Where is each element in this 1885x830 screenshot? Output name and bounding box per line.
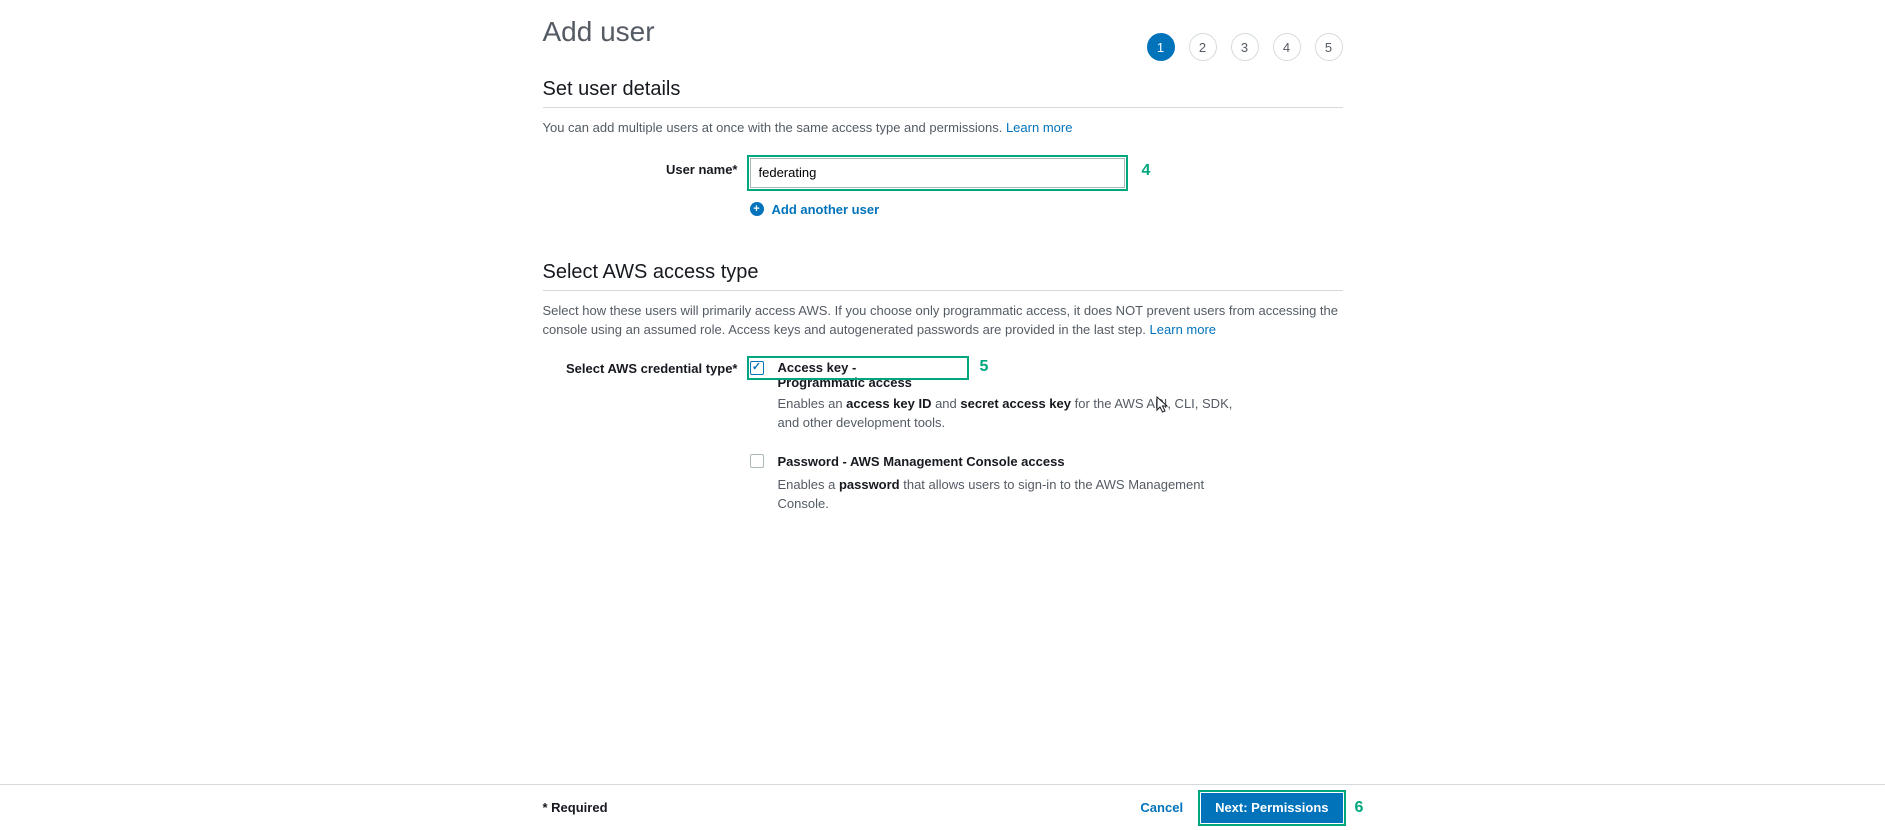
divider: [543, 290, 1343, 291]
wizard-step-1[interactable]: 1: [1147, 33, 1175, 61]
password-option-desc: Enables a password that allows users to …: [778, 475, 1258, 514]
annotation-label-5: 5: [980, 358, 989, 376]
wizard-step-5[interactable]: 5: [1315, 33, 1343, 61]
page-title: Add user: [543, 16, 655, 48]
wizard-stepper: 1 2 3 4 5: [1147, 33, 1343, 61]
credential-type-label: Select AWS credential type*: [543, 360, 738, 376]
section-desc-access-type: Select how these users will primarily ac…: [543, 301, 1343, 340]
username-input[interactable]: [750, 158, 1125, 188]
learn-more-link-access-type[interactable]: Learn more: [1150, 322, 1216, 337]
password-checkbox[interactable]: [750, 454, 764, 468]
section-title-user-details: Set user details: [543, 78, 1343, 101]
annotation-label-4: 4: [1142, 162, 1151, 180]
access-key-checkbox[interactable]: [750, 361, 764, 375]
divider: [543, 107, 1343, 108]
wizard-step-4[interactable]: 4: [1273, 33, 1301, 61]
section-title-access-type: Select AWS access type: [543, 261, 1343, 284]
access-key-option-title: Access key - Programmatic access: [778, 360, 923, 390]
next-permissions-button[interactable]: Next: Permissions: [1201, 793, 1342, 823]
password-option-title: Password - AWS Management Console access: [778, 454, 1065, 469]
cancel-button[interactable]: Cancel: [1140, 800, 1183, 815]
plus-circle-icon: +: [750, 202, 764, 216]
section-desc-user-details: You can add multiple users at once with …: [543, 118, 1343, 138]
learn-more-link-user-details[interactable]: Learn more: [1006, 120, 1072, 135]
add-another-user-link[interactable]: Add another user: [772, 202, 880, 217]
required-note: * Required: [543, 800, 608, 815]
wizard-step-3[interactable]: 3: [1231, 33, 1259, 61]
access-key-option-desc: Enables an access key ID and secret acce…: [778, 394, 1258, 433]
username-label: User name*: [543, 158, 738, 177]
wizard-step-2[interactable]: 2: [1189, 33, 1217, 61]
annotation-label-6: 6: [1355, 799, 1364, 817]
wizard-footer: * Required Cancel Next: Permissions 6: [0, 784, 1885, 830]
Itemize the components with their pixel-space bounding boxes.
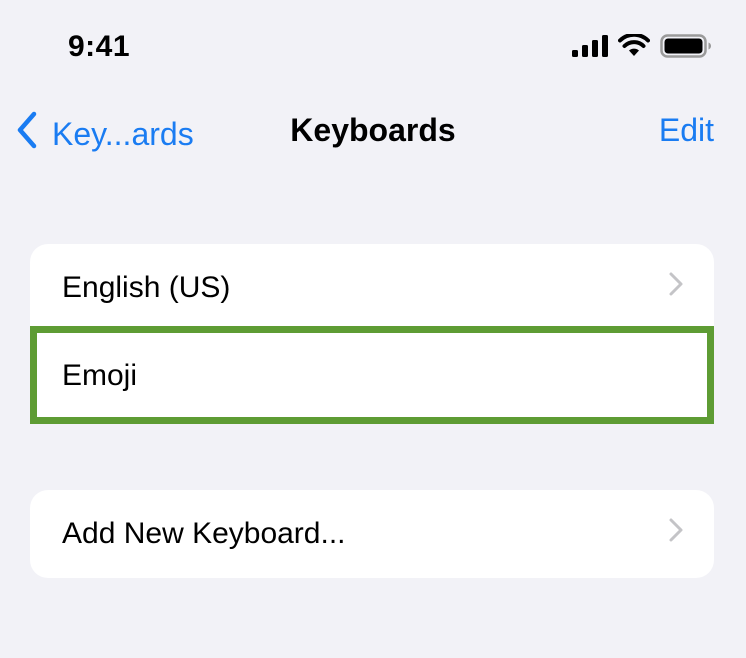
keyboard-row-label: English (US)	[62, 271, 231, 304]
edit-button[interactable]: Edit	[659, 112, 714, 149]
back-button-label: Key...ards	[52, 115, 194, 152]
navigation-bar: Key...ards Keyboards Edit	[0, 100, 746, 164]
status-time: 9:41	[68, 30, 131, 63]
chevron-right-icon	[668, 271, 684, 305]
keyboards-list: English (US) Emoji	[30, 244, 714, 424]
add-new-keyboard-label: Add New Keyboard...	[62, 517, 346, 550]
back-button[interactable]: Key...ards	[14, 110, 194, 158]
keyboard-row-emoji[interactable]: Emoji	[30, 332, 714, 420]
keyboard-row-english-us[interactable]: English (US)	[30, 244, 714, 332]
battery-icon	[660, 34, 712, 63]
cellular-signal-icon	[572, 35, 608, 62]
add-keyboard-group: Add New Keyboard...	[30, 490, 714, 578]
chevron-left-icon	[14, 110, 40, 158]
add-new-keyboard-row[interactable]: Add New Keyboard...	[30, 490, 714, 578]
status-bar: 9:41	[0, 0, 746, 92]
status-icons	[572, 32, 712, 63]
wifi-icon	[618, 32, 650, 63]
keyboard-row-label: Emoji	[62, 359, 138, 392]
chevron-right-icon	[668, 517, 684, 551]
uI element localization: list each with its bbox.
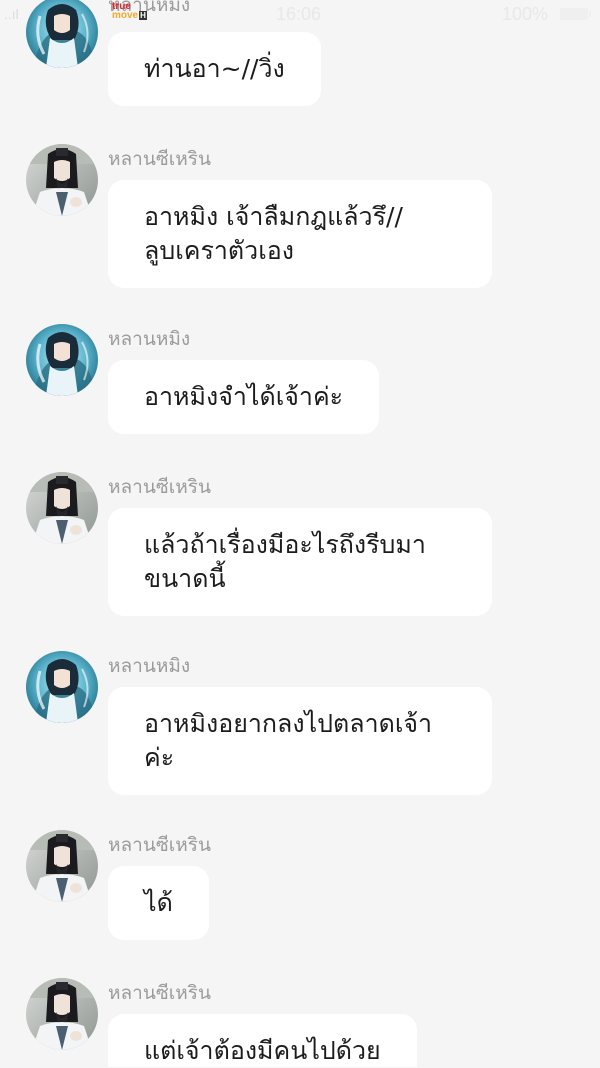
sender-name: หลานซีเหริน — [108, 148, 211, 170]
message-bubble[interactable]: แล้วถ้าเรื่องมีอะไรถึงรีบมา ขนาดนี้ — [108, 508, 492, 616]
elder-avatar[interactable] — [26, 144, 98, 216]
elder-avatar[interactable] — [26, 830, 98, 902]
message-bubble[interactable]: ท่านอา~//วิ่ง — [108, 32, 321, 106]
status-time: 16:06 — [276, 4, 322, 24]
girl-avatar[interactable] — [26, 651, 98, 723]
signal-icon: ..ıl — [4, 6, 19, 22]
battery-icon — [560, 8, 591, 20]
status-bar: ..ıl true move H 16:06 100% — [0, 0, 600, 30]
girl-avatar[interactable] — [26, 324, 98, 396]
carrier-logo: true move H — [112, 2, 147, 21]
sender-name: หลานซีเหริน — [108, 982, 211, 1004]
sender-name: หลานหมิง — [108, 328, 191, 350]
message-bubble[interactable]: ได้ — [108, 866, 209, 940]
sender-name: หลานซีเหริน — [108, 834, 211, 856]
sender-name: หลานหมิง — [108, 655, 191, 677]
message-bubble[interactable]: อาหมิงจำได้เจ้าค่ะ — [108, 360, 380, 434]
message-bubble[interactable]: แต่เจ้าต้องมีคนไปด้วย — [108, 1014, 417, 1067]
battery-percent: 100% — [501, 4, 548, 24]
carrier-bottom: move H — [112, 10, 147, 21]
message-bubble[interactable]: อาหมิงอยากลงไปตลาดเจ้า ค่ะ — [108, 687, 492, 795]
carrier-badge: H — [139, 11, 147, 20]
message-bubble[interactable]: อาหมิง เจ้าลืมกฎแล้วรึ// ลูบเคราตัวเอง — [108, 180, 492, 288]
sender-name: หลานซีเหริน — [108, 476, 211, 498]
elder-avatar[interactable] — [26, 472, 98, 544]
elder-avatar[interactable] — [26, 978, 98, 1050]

= The exercise =
Lay out every line of the items above as a JSON list of strings, one string per line. Leave out blank lines and the pictures.

= Response to the task =
[
  "Where is each element in this 1885x830 screenshot? Output name and bounding box per line.",
  "divider: [543, 290, 1343, 291]",
  "wizard-step-1[interactable]: 1: [1147, 33, 1175, 61]",
  "password-option-desc: Enables a password that allows users to …: [778, 475, 1258, 514]",
  "annotation-label-5: 5: [980, 358, 989, 376]",
  "wizard-step-5[interactable]: 5: [1315, 33, 1343, 61]",
  "page-title: Add user: [543, 16, 655, 48]",
  "wizard-stepper: 1 2 3 4 5: [1147, 33, 1343, 61]",
  "credential-type-label: Select AWS credential type*: [543, 360, 738, 376]",
  "section-desc-access-type: Select how these users will primarily ac…: [543, 301, 1343, 340]",
  "username-input[interactable]: [750, 158, 1125, 188]",
  "learn-more-link-access-type[interactable]: Learn more: [1150, 322, 1216, 337]",
  "password-checkbox[interactable]: [750, 454, 764, 468]",
  "section-title-user-details: Set user details: [543, 78, 1343, 101]",
  "annotation-label-4: 4: [1142, 162, 1151, 180]",
  "access-key-checkbox[interactable]: [750, 361, 764, 375]",
  "divider: [543, 107, 1343, 108]",
  "wizard-step-4[interactable]: 4: [1273, 33, 1301, 61]",
  "section-title-access-type: Select AWS access type: [543, 261, 1343, 284]",
  "access-key-option-title: Access key - Programmatic access: [778, 360, 923, 390]",
  "next-permissions-button[interactable]: Next: Permissions: [1201, 793, 1342, 823]",
  "password-option-title: Password - AWS Management Console access: [778, 454, 1065, 469]",
  "cancel-button[interactable]: Cancel: [1140, 800, 1183, 815]",
  "plus-circle-icon: +: [750, 202, 764, 216]",
  "section-desc-user-details: You can add multiple users at once with …: [543, 118, 1343, 138]",
  "learn-more-link-user-details[interactable]: Learn more: [1006, 120, 1072, 135]",
  "add-another-user-link[interactable]: Add another user: [772, 202, 880, 217]",
  "required-note: * Required: [543, 800, 608, 815]",
  "wizard-step-3[interactable]: 3: [1231, 33, 1259, 61]",
  "access-key-option-desc: Enables an access key ID and secret acce…: [778, 394, 1258, 433]",
  "username-label: User name*: [543, 158, 738, 177]",
  "wizard-step-2[interactable]: 2: [1189, 33, 1217, 61]",
  "annotation-label-6: 6: [1355, 799, 1364, 817]",
  "wizard-footer: * Required Cancel Next: Permissions 6: [0, 784, 1885, 830]",
  "Itemize the components with their pixel-space bounding boxes.",
  "keyboard-row-label: English (US)\t[62, 271, 231, 304]",
  "edit-button[interactable]: Edit\t[659, 112, 714, 149]",
  "back-button-label: Key...ards\t[52, 115, 194, 152]",
  "navigation-bar: Key...ards Keyboards Edit\t[0, 100, 746, 164]",
  "status-time: 9:41\t[68, 30, 131, 63]",
  "chevron-right-icon\t[668, 271, 684, 305]",
  "keyboards-list: English (US) Emoji\t[30, 244, 714, 424]",
  "add-new-keyboard-label: Add New Keyboard...\t[62, 517, 346, 550]",
  "back-button[interactable]: Key...ards\t[14, 110, 194, 158]",
  "keyboard-row-emoji[interactable]: Emoji\t[30, 332, 714, 420]",
  "keyboard-row-english-us[interactable]: English (US)\t[30, 244, 714, 332]",
  "battery-icon\t[660, 34, 712, 63]",
  "cellular-signal-icon\t[572, 35, 608, 62]",
  "add-keyboard-group: Add New Keyboard...\t[30, 490, 714, 578]",
  "chevron-left-icon\t[14, 110, 40, 158]",
  "add-new-keyboard-row[interactable]: Add New Keyboard...\t[30, 490, 714, 578]",
  "status-bar: 9:41\t[0, 0, 746, 92]",
  "status-icons\t[572, 32, 712, 63]",
  "wifi-icon\t[618, 32, 650, 63]",
  "keyboard-row-label: Emoji\t[62, 359, 138, 392]",
  "chevron-right-icon\t[668, 517, 684, 551]",
  "uI element localization: list each with its bbox.",
  "sender-name: หลานซีเหริน — [108, 148, 211, 170]",
  "message-bubble[interactable]: แล้วถ้าเรื่องมีอะไรถึงรีบมา ขนาดนี้ — [108, 508, 492, 616]",
  "elder-avatar[interactable] — [26, 144, 98, 216]",
  "elder-avatar[interactable] — [26, 830, 98, 902]",
  "message-bubble[interactable]: ท่านอา~//วิ่ง — [108, 32, 321, 106]",
  "status-time: 16:06 — [276, 4, 322, 24]",
  "girl-avatar[interactable] — [26, 651, 98, 723]",
  "signal-icon: ..ıl — [4, 6, 19, 22]",
  "battery-icon — [560, 8, 591, 20]",
  "status-bar: ..ıl true move H 16:06 100% — [0, 0, 600, 30]",
  "girl-avatar[interactable] — [26, 324, 98, 396]",
  "carrier-logo: true move H — [112, 2, 147, 21]",
  "sender-name: หลานซีเหริน — [108, 982, 211, 1004]",
  "sender-name: หลานหมิง — [108, 328, 191, 350]",
  "message-bubble[interactable]: ได้ — [108, 866, 209, 940]",
  "sender-name: หลานซีเหริน — [108, 834, 211, 856]",
  "sender-name: หลานหมิง — [108, 655, 191, 677]",
  "message-bubble[interactable]: อาหมิงจำได้เจ้าค่ะ — [108, 360, 380, 434]",
  "message-bubble[interactable]: แต่เจ้าต้องมีคนไปด้วย — [108, 1014, 417, 1067]",
  "battery-percent: 100% — [501, 4, 548, 24]",
  "carrier-bottom: move H — [112, 10, 147, 21]",
  "message-bubble[interactable]: อาหมิงอยากลงไปตลาดเจ้า ค่ะ — [108, 687, 492, 795]",
  "carrier-badge: H — [139, 11, 147, 20]",
  "message-bubble[interactable]: อาหมิง เจ้าลืมกฎแล้วรึ// ลูบเคราตัวเอง — [108, 180, 492, 288]",
  "sender-name: หลานซีเหริน — [108, 476, 211, 498]",
  "elder-avatar[interactable] — [26, 472, 98, 544]",
  "elder-avatar[interactable] — [26, 978, 98, 1050]"
]